Please output every line of the material as it stands, without the pictures.
** START EXCERPTED RECORDS **
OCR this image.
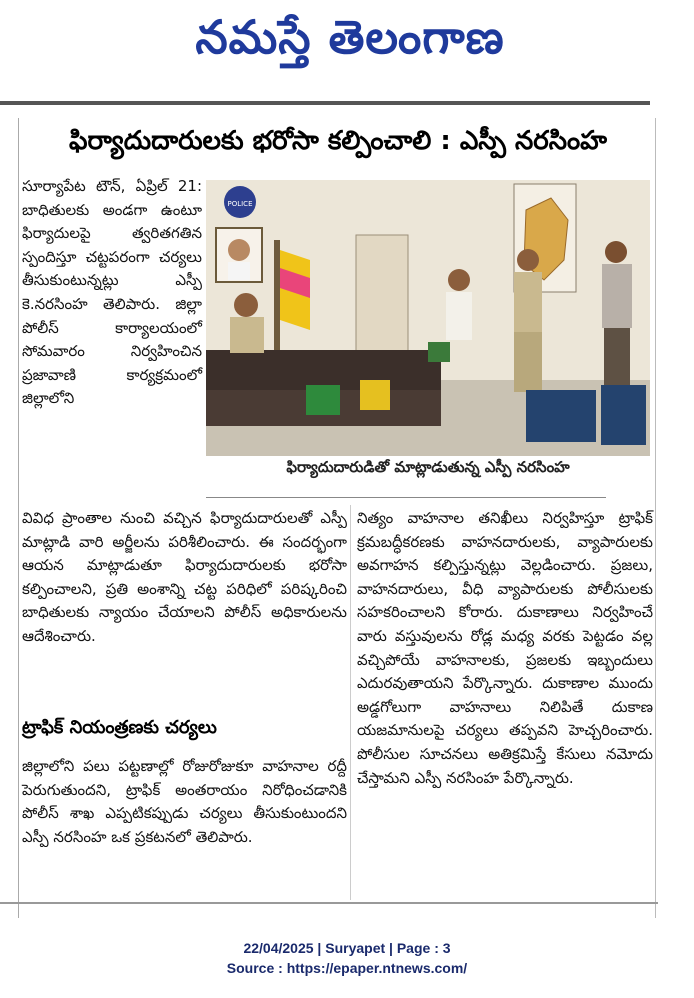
నమస్తే తెలంగాణ
ఫిర్యాదుదారులకు భరోసా కల్పించాలి : ఎస్పీ నరసింహ

సూర్యాపేట టౌన్, ఏప్రిల్ 21: బాధితులకు అండగా ఉంటూ ఫిర్యాదులపై త్వరితగతిన స్పందిస్తూ చట్టపరంగా చర్యలు తీసుకుంటున్నట్లు ఎస్పీ కె.నరసింహ తెలిపారు. జిల్లా పోలీస్ కార్యాలయంలో సోమవారం నిర్వహించిన ప్రజావాణి కార్యక్రమంలో జిల్లాలోని

POLICE
ఫిర్యాదుదారుడితో మాట్లాడుతున్న ఎస్పీ నరసింహ

వివిధ ప్రాంతాల నుంచి వచ్చిన ఫిర్యాదుదారులతో ఎస్పీ మాట్లాడి వారి అర్జీలను పరిశీలించారు. ఈ సందర్భంగా ఆయన మాట్లాడుతూ ఫిర్యాదుదారులకు భరోసా కల్పించాలని, ప్రతి అంశాన్ని చట్ట పరిధిలో పరిష్కరించి బాధితులకు న్యాయం చేయాలని పోలీస్ అధికారులను ఆదేశించారు.

నిత్యం వాహనాల తనిఖీలు నిర్వహిస్తూ ట్రాఫిక్ క్రమబద్ధీకరణకు వాహనదారులకు, వ్యాపారులకు అవగాహన కల్పిస్తున్నట్లు వెల్లడించారు. ప్రజలు, వాహనదారులు, వీధి వ్యాపారులకు పోలీసులకు సహకరించాలని కోరారు. దుకాణాలు నిర్వహించే వారు వస్తువులను రోడ్ల మధ్య వరకు పెట్టడం వల్ల వచ్చిపోయే వాహనాలకు, ప్రజలకు ఇబ్బందులు ఎదురవుతాయని పేర్కొన్నారు. దుకాణాల ముందు అడ్డగోలుగా వాహనాలు నిలిపితే దుకాణ యజమానులపై చర్యలు తప్పవని హెచ్చరించారు. పోలీసుల సూచనలు అతిక్రమిస్తే కేసులు నమోదు చేస్తామని ఎస్పీ నరసింహ పేర్కొన్నారు.

ట్రాఫిక్ నియంత్రణకు చర్యలు

జిల్లాలోని పలు పట్టణాల్లో రోజురోజుకూ వాహనాల రద్దీ పెరుగుతుందని, ట్రాఫిక్ అంతరాయం నిరోధించడానికి పోలీస్ శాఖ ఎప్పటికప్పుడు చర్యలు తీసుకుంటుందని ఎస్పీ నరసింహ ఒక ప్రకటనలో తెలిపారు.

22/04/2025 | Suryapet | Page : 3
Source : https://epaper.ntnews.com/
** END EXCERPTED RECORDS **
# [CORRECT OUTPUT]
OCR this image.
నమస్తే తెలంగాణ
ఫిర్యాదుదారులకు భరోసా కల్పించాలి : ఎస్పీ నరసింహ

సూర్యాపేట టౌన్, ఏప్రిల్ 21: బాధితులకు అండగా ఉంటూ ఫిర్యాదులపై త్వరితగతిన స్పందిస్తూ చట్టపరంగా చర్యలు తీసుకుంటున్నట్లు ఎస్పీ కె.నరసింహ తెలిపారు. జిల్లా పోలీస్ కార్యాలయంలో సోమవారం నిర్వహించిన ప్రజావాణి కార్యక్రమంలో జిల్లాలోని

POLICE
ఫిర్యాదుదారుడితో మాట్లాడుతున్న ఎస్పీ నరసింహ

వివిధ ప్రాంతాల నుంచి వచ్చిన ఫిర్యాదుదారులతో ఎస్పీ మాట్లాడి వారి అర్జీలను పరిశీలించారు. ఈ సందర్భంగా ఆయన మాట్లాడుతూ ఫిర్యాదుదారులకు భరోసా కల్పించాలని, ప్రతి అంశాన్ని చట్ట పరిధిలో పరిష్కరించి బాధితులకు న్యాయం చేయాలని పోలీస్ అధికారులను ఆదేశించారు.

నిత్యం వాహనాల తనిఖీలు నిర్వహిస్తూ ట్రాఫిక్ క్రమబద్ధీకరణకు వాహనదారులకు, వ్యాపారులకు అవగాహన కల్పిస్తున్నట్లు వెల్లడించారు. ప్రజలు, వాహనదారులు, వీధి వ్యాపారులకు పోలీసులకు సహకరించాలని కోరారు. దుకాణాలు నిర్వహించే వారు వస్తువులను రోడ్ల మధ్య వరకు పెట్టడం వల్ల వచ్చిపోయే వాహనాలకు, ప్రజలకు ఇబ్బందులు ఎదురవుతాయని పేర్కొన్నారు. దుకాణాల ముందు అడ్డగోలుగా వాహనాలు నిలిపితే దుకాణ యజమానులపై చర్యలు తప్పవని హెచ్చరించారు. పోలీసుల సూచనలు అతిక్రమిస్తే కేసులు నమోదు చేస్తామని ఎస్పీ నరసింహ పేర్కొన్నారు.

ట్రాఫిక్ నియంత్రణకు చర్యలు

జిల్లాలోని పలు పట్టణాల్లో రోజురోజుకూ వాహనాల రద్దీ పెరుగుతుందని, ట్రాఫిక్ అంతరాయం నిరోధించడానికి పోలీస్ శాఖ ఎప్పటికప్పుడు చర్యలు తీసుకుంటుందని ఎస్పీ నరసింహ ఒక ప్రకటనలో తెలిపారు.

22/04/2025 | Suryapet | Page : 3
Source : https://epaper.ntnews.com/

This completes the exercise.